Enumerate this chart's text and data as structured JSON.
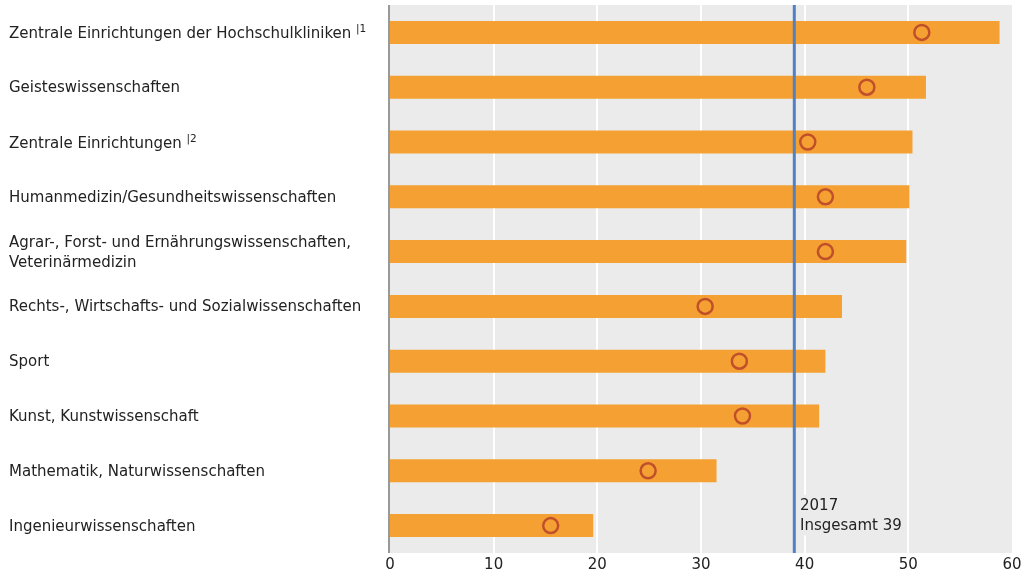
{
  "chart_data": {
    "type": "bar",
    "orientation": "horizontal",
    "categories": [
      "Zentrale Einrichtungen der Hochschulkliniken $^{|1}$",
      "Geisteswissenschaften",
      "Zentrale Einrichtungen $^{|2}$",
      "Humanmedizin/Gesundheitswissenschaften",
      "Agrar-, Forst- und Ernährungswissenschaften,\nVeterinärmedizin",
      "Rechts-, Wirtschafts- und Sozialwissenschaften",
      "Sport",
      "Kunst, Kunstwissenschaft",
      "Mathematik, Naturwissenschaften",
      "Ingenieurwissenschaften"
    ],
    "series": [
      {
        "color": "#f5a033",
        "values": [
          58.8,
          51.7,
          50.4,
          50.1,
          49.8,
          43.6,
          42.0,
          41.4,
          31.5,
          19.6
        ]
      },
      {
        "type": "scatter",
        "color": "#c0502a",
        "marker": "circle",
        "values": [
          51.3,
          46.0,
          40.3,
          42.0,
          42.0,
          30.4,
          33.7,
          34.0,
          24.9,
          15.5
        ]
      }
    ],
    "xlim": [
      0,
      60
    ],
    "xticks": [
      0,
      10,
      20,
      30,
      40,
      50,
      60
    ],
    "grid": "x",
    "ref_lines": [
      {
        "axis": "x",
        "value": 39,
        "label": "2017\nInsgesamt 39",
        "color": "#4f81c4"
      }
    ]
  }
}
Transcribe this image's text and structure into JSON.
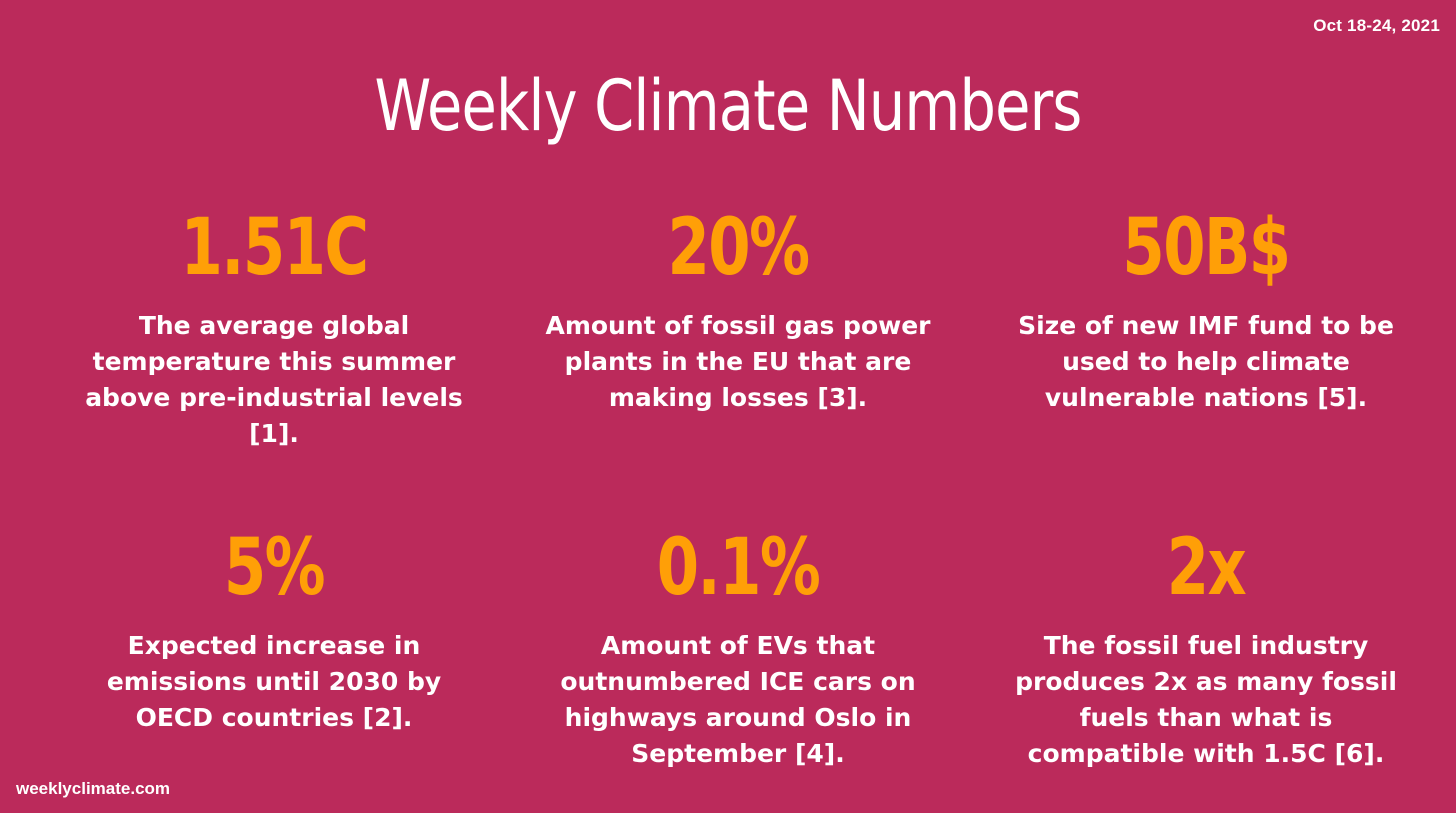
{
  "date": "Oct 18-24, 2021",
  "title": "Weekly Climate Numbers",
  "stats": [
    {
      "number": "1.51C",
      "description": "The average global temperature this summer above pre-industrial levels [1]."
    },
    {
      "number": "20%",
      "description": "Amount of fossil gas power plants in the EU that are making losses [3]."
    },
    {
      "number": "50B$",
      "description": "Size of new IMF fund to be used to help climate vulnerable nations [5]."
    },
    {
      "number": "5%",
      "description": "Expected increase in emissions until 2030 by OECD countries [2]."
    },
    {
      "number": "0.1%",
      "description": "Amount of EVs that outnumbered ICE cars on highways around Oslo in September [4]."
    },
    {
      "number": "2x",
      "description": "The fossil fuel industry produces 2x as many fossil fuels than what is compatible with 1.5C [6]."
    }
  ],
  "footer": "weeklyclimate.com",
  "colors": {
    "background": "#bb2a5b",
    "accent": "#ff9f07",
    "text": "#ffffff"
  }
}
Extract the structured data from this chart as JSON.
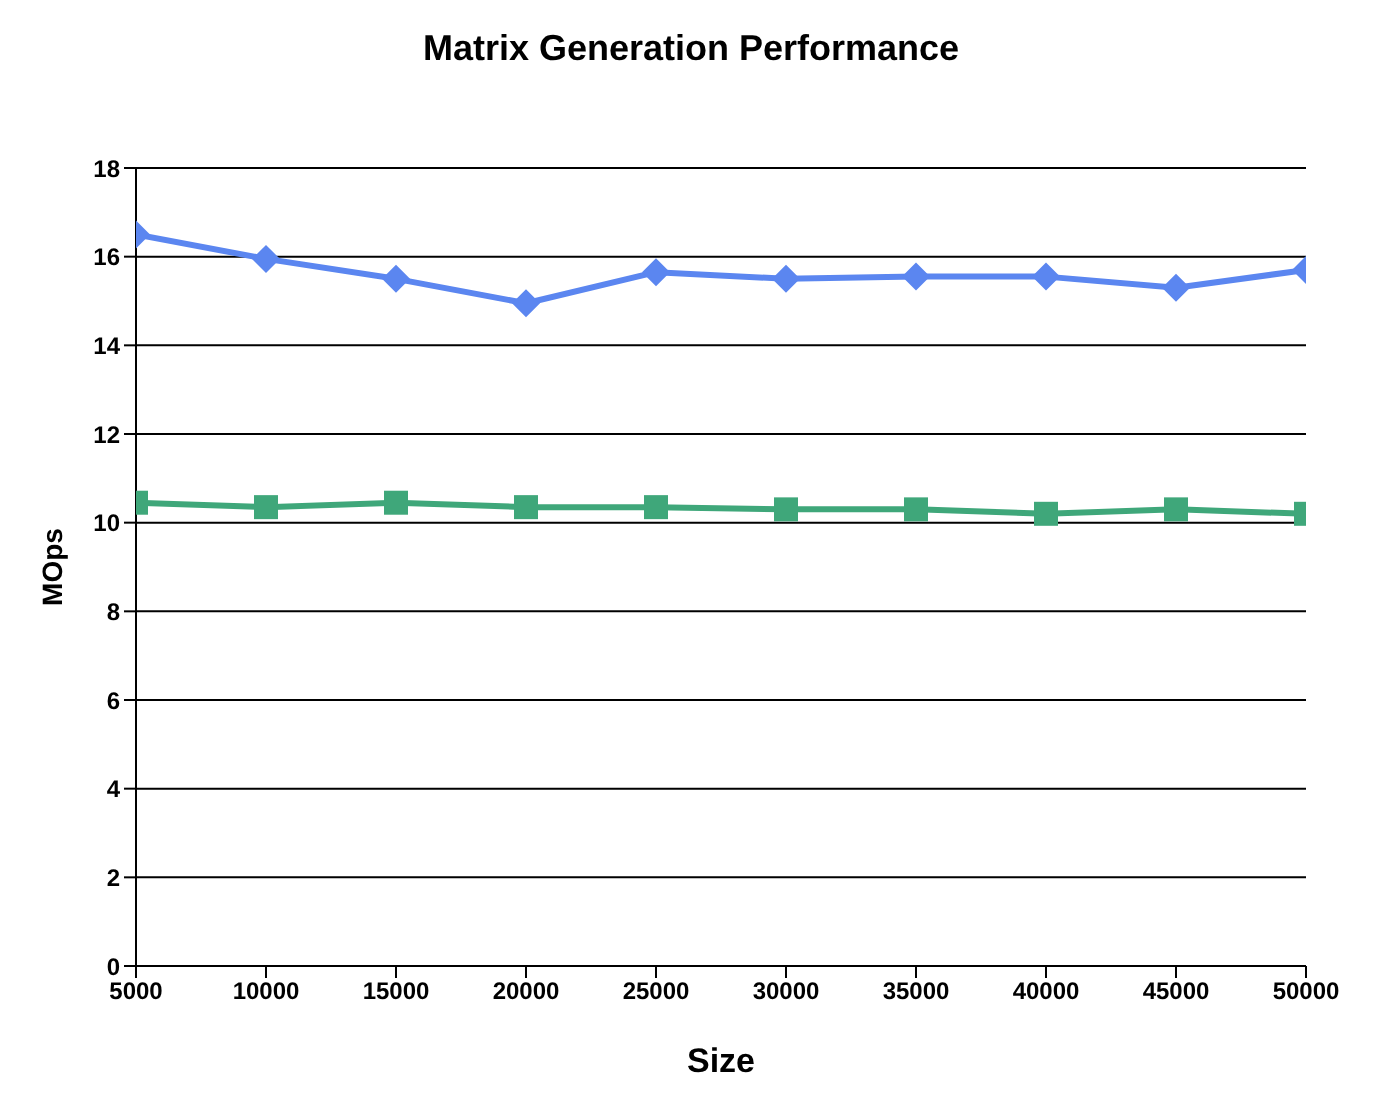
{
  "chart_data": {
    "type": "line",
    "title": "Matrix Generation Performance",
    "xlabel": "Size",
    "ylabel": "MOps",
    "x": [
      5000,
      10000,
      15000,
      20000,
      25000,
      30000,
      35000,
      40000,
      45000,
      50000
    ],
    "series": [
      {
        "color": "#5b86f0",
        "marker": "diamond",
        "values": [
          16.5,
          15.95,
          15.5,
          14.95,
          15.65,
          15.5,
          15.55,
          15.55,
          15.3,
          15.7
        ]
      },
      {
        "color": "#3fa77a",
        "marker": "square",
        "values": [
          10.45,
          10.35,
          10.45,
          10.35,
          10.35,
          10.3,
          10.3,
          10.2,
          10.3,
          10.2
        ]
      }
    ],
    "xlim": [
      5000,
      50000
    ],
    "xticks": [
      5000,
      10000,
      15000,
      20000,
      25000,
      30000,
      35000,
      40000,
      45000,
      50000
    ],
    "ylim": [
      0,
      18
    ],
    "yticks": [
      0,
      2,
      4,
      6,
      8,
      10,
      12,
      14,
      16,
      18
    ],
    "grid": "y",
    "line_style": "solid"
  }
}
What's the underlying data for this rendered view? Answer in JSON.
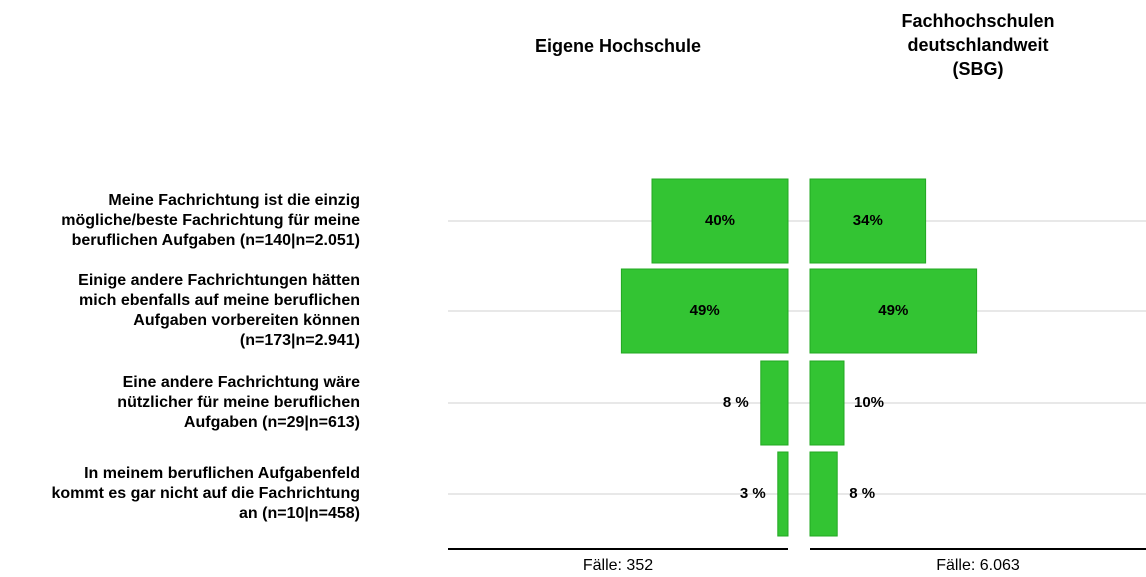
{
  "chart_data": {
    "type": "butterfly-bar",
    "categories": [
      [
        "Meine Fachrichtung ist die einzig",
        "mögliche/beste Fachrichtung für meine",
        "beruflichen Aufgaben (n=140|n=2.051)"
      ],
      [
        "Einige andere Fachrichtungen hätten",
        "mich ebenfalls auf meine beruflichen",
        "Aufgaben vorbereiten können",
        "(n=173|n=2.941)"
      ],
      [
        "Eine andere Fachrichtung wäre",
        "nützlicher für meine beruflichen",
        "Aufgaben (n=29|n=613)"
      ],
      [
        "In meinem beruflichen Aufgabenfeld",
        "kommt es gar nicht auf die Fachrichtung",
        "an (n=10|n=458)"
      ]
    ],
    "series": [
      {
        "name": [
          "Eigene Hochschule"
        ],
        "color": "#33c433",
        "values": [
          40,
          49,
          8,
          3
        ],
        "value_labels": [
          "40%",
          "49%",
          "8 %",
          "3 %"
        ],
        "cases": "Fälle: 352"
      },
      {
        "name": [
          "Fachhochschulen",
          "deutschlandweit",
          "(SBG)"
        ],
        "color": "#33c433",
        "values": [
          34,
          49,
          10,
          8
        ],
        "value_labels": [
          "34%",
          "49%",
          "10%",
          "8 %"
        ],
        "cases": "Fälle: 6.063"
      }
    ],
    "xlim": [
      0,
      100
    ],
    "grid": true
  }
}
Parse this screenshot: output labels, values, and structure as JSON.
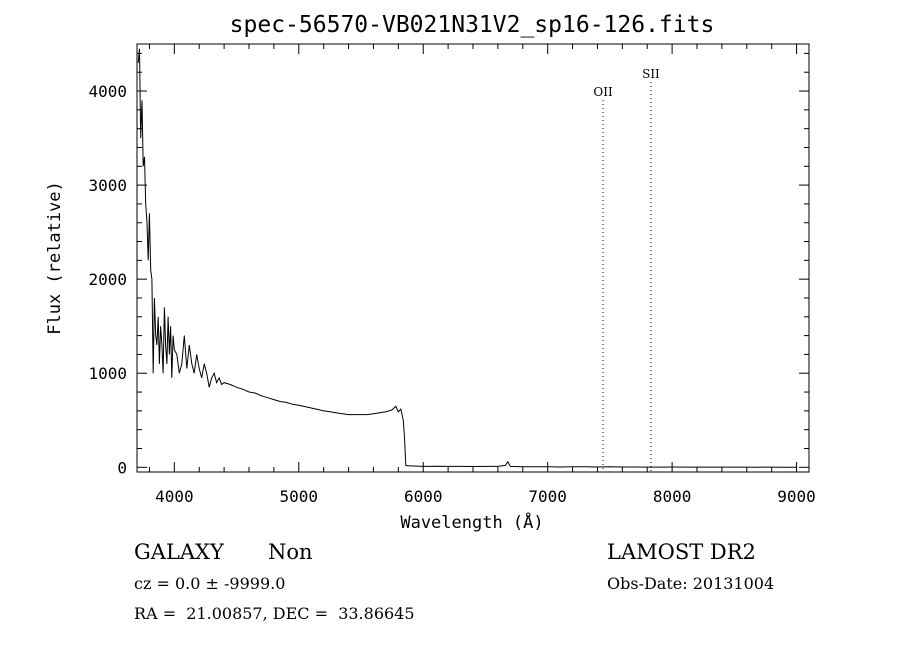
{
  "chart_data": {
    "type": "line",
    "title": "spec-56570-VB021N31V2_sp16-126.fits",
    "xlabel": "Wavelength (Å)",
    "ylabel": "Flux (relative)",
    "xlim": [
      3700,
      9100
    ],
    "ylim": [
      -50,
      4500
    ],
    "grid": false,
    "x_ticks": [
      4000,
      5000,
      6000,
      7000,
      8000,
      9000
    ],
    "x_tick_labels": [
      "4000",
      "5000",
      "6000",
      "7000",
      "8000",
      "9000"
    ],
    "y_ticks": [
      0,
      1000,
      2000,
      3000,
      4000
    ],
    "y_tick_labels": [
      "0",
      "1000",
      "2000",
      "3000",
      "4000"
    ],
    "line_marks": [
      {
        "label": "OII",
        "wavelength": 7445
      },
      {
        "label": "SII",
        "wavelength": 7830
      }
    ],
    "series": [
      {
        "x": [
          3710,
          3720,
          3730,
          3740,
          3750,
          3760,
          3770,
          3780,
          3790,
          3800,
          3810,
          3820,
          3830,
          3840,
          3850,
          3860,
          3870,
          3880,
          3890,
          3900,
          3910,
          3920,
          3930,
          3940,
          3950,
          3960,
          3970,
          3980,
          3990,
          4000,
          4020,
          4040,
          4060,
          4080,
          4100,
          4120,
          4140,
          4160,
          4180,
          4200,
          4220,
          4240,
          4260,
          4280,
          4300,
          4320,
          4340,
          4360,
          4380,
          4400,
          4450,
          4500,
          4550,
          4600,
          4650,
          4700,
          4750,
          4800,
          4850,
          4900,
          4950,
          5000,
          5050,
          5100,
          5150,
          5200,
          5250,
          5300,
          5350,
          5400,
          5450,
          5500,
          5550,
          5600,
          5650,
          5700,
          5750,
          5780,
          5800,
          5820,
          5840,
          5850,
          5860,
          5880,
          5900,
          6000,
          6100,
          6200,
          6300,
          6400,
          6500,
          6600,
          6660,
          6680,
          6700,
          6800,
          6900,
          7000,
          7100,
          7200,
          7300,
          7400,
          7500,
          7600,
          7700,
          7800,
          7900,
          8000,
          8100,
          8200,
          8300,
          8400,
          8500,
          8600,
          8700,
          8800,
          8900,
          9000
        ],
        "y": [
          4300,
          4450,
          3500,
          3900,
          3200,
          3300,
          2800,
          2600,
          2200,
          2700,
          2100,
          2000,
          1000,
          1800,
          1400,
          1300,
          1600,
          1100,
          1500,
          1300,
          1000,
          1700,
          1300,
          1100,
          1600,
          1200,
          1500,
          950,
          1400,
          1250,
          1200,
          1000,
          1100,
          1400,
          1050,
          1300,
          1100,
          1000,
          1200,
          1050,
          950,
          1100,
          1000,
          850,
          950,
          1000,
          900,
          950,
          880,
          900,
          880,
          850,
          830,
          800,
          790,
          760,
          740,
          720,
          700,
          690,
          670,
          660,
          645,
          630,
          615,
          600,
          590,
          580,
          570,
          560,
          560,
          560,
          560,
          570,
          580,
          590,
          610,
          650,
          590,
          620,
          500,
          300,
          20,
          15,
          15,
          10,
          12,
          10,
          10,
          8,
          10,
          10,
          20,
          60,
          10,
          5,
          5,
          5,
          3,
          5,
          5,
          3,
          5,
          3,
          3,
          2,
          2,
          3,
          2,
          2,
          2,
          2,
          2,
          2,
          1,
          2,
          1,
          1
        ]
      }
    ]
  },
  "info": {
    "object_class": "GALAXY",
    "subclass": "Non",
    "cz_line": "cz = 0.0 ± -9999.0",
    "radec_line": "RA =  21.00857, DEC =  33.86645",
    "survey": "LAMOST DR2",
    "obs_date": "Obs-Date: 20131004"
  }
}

==================================================

**WHAT YOU SHOULD DO:** Search the records above for "text". Copy each line where it is found.

**SOLUTION TO THIS TASK:**
Enumerate this chart's text and data as structured JSON.
Transcribe this image's text and structure into JSON.
    "text": "#ffffff"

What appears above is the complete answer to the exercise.